• _Directions for this task_:
What follows is a block of records; reproduce all of it verbatim.

• _Records shown_:
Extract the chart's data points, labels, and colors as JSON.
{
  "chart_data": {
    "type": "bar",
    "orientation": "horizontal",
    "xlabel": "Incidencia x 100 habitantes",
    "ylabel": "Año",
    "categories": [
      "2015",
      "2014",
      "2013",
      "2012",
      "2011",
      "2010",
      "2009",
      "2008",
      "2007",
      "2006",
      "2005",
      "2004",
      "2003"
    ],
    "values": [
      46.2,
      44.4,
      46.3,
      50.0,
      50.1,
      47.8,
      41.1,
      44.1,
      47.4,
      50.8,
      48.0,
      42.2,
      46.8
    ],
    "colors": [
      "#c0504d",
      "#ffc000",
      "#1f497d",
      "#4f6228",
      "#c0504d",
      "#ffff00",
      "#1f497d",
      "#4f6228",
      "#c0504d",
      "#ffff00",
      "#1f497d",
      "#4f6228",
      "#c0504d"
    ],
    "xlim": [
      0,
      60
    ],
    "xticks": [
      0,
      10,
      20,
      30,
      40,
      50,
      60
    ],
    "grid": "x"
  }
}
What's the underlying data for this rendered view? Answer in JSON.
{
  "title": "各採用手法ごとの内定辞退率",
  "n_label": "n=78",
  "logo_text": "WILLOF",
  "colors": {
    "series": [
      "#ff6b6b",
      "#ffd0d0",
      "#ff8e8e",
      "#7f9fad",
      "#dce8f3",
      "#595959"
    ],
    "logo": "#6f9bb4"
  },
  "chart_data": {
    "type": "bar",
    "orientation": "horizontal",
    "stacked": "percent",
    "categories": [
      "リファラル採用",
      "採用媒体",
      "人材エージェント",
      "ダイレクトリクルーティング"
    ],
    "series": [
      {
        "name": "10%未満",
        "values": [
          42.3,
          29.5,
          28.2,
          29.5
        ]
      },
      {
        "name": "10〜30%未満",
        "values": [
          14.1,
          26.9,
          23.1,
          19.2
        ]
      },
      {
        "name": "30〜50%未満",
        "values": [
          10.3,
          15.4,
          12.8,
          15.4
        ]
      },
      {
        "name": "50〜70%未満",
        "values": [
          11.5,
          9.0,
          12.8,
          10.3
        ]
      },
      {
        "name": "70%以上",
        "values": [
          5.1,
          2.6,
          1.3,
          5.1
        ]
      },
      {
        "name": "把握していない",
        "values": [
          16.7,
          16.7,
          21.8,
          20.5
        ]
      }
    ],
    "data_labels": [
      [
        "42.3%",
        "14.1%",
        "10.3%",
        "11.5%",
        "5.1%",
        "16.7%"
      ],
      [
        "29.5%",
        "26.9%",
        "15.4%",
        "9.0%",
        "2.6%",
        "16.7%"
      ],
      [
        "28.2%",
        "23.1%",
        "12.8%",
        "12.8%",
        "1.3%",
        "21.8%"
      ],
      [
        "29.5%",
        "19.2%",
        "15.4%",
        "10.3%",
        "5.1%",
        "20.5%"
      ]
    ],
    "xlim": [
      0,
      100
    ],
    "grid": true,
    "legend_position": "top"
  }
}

• _Output_:
Extract the chart's data points, labels, and colors as JSON.
{
  "chart_data": {
    "type": "bar",
    "orientation": "horizontal",
    "xlabel": "Incidencia x 100 habitantes",
    "ylabel": "Año",
    "categories": [
      "2015",
      "2014",
      "2013",
      "2012",
      "2011",
      "2010",
      "2009",
      "2008",
      "2007",
      "2006",
      "2005",
      "2004",
      "2003"
    ],
    "values": [
      46.2,
      44.4,
      46.3,
      50.0,
      50.1,
      47.8,
      41.1,
      44.1,
      47.4,
      50.8,
      48.0,
      42.2,
      46.8
    ],
    "colors": [
      "#c0504d",
      "#ffc000",
      "#1f497d",
      "#4f6228",
      "#c0504d",
      "#ffff00",
      "#1f497d",
      "#4f6228",
      "#c0504d",
      "#ffff00",
      "#1f497d",
      "#4f6228",
      "#c0504d"
    ],
    "xlim": [
      0,
      60
    ],
    "xticks": [
      0,
      10,
      20,
      30,
      40,
      50,
      60
    ],
    "grid": "x"
  }
}
What's the underlying data for this rendered view? Answer in JSON.
{
  "title": "各採用手法ごとの内定辞退率",
  "n_label": "n=78",
  "logo_text": "WILLOF",
  "colors": {
    "series": [
      "#ff6b6b",
      "#ffd0d0",
      "#ff8e8e",
      "#7f9fad",
      "#dce8f3",
      "#595959"
    ],
    "logo": "#6f9bb4"
  },
  "chart_data": {
    "type": "bar",
    "orientation": "horizontal",
    "stacked": "percent",
    "categories": [
      "リファラル採用",
      "採用媒体",
      "人材エージェント",
      "ダイレクトリクルーティング"
    ],
    "series": [
      {
        "name": "10%未満",
        "values": [
          42.3,
          29.5,
          28.2,
          29.5
        ]
      },
      {
        "name": "10〜30%未満",
        "values": [
          14.1,
          26.9,
          23.1,
          19.2
        ]
      },
      {
        "name": "30〜50%未満",
        "values": [
          10.3,
          15.4,
          12.8,
          15.4
        ]
      },
      {
        "name": "50〜70%未満",
        "values": [
          11.5,
          9.0,
          12.8,
          10.3
        ]
      },
      {
        "name": "70%以上",
        "values": [
          5.1,
          2.6,
          1.3,
          5.1
        ]
      },
      {
        "name": "把握していない",
        "values": [
          16.7,
          16.7,
          21.8,
          20.5
        ]
      }
    ],
    "data_labels": [
      [
        "42.3%",
        "14.1%",
        "10.3%",
        "11.5%",
        "5.1%",
        "16.7%"
      ],
      [
        "29.5%",
        "26.9%",
        "15.4%",
        "9.0%",
        "2.6%",
        "16.7%"
      ],
      [
        "28.2%",
        "23.1%",
        "12.8%",
        "12.8%",
        "1.3%",
        "21.8%"
      ],
      [
        "29.5%",
        "19.2%",
        "15.4%",
        "10.3%",
        "5.1%",
        "20.5%"
      ]
    ],
    "xlim": [
      0,
      100
    ],
    "grid": true,
    "legend_position": "top"
  }
}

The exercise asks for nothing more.